- [Goal]: Find the string "Windgeschwindigkeit" in the entries and copy each line that has it.

[Dataset entries]
********************

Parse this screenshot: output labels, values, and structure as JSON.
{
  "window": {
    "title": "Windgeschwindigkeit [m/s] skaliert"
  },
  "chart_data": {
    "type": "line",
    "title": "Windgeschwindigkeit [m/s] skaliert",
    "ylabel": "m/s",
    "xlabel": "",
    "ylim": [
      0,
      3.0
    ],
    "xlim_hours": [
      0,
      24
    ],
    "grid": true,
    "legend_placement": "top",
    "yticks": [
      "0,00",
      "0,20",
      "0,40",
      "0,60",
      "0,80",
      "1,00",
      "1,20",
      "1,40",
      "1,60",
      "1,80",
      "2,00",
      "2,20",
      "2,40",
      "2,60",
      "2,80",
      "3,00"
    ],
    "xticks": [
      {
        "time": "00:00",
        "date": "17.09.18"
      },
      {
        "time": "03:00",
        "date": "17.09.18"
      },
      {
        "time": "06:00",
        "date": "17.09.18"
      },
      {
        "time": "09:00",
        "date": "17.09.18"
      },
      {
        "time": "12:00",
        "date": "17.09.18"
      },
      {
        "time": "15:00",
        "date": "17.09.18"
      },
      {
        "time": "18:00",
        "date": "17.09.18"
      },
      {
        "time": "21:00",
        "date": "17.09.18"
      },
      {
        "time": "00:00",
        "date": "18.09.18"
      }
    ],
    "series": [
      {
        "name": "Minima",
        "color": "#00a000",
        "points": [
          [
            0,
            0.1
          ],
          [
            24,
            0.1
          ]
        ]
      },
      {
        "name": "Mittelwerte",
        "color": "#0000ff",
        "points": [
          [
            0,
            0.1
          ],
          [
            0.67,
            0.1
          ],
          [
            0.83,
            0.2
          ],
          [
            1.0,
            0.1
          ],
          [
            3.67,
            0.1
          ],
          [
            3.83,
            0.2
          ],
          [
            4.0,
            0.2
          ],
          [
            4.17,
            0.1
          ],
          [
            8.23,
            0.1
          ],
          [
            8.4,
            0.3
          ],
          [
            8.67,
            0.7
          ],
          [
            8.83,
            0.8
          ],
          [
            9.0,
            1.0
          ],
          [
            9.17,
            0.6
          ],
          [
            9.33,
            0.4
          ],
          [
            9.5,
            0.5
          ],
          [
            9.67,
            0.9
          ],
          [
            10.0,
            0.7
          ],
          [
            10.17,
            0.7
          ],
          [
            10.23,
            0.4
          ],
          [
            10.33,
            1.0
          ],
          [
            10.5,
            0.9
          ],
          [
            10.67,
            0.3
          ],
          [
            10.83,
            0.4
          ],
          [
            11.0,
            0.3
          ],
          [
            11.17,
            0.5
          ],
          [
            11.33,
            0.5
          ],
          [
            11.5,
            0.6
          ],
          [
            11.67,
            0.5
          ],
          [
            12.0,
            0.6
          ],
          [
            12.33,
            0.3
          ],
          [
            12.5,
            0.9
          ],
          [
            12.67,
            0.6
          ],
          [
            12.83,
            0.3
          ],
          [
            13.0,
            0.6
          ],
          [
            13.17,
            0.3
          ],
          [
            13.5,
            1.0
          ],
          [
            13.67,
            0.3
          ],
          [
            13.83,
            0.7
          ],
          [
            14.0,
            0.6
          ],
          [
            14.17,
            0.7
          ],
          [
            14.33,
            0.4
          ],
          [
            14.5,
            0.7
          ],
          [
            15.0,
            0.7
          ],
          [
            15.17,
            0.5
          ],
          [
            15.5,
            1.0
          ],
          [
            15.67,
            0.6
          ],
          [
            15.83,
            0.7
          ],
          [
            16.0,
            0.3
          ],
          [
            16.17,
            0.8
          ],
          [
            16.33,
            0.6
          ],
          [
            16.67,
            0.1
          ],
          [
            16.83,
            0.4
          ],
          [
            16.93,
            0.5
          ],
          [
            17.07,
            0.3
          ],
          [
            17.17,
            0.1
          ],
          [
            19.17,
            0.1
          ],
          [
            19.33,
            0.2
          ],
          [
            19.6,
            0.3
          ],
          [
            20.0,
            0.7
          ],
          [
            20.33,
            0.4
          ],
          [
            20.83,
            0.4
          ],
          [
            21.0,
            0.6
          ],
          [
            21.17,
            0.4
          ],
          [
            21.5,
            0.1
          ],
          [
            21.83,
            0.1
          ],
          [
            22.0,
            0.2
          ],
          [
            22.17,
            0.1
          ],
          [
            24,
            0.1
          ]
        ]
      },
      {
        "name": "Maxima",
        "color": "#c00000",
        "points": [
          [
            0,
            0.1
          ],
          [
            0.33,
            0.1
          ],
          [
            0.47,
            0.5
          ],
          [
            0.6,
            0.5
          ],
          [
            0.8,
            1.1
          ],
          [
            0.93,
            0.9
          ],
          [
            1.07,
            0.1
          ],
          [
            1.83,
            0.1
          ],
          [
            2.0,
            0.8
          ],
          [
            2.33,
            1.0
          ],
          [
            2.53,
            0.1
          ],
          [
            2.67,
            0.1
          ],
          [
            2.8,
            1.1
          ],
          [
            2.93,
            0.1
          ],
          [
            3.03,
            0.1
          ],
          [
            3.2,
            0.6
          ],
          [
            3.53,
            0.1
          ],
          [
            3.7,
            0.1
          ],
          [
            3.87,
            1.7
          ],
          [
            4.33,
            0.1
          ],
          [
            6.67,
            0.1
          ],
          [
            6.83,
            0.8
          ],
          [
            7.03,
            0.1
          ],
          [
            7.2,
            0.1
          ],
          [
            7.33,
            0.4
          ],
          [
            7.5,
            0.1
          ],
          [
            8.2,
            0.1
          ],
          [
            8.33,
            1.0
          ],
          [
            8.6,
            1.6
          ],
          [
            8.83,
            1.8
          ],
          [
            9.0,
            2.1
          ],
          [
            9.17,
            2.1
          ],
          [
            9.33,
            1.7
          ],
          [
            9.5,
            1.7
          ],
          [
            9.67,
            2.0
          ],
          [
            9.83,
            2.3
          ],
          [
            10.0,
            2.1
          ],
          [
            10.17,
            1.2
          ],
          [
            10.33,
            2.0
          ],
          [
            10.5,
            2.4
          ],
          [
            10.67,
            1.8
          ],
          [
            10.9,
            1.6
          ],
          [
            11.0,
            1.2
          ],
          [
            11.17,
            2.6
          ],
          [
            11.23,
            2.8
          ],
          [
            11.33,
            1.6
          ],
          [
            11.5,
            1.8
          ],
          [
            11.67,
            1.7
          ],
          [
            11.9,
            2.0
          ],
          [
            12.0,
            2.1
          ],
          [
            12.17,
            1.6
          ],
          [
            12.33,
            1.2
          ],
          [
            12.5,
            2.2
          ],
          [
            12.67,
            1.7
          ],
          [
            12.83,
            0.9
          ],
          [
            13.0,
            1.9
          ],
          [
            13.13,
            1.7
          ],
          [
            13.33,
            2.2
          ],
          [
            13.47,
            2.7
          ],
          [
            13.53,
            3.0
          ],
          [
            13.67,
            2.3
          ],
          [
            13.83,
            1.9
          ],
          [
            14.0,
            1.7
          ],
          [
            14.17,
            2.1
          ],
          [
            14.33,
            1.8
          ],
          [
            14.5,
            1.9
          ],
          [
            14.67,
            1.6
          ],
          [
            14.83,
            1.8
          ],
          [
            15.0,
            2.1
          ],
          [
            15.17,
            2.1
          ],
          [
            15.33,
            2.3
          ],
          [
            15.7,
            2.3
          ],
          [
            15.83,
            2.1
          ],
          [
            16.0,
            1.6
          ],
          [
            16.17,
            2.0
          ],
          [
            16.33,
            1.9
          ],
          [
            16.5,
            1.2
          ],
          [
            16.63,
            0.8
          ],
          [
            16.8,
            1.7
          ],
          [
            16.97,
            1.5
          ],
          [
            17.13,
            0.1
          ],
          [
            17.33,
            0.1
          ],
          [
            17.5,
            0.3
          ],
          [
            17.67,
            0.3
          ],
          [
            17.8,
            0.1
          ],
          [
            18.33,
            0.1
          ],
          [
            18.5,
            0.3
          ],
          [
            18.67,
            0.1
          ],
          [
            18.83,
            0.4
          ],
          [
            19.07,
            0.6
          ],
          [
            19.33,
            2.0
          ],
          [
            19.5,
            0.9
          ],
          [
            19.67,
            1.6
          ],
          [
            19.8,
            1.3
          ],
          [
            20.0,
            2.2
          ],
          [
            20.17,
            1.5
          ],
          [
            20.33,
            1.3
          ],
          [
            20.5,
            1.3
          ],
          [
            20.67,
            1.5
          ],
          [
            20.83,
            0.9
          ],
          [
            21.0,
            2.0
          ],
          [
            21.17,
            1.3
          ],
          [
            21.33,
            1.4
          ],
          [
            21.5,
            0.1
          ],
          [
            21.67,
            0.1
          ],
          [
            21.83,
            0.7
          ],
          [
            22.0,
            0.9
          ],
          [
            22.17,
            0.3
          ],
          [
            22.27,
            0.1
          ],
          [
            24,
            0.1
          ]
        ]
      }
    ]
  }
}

********************

- [Output of the task]:
    "title": "Windgeschwindigkeit [m/s] skaliert"
    "title": "Windgeschwindigkeit [m/s] skaliert",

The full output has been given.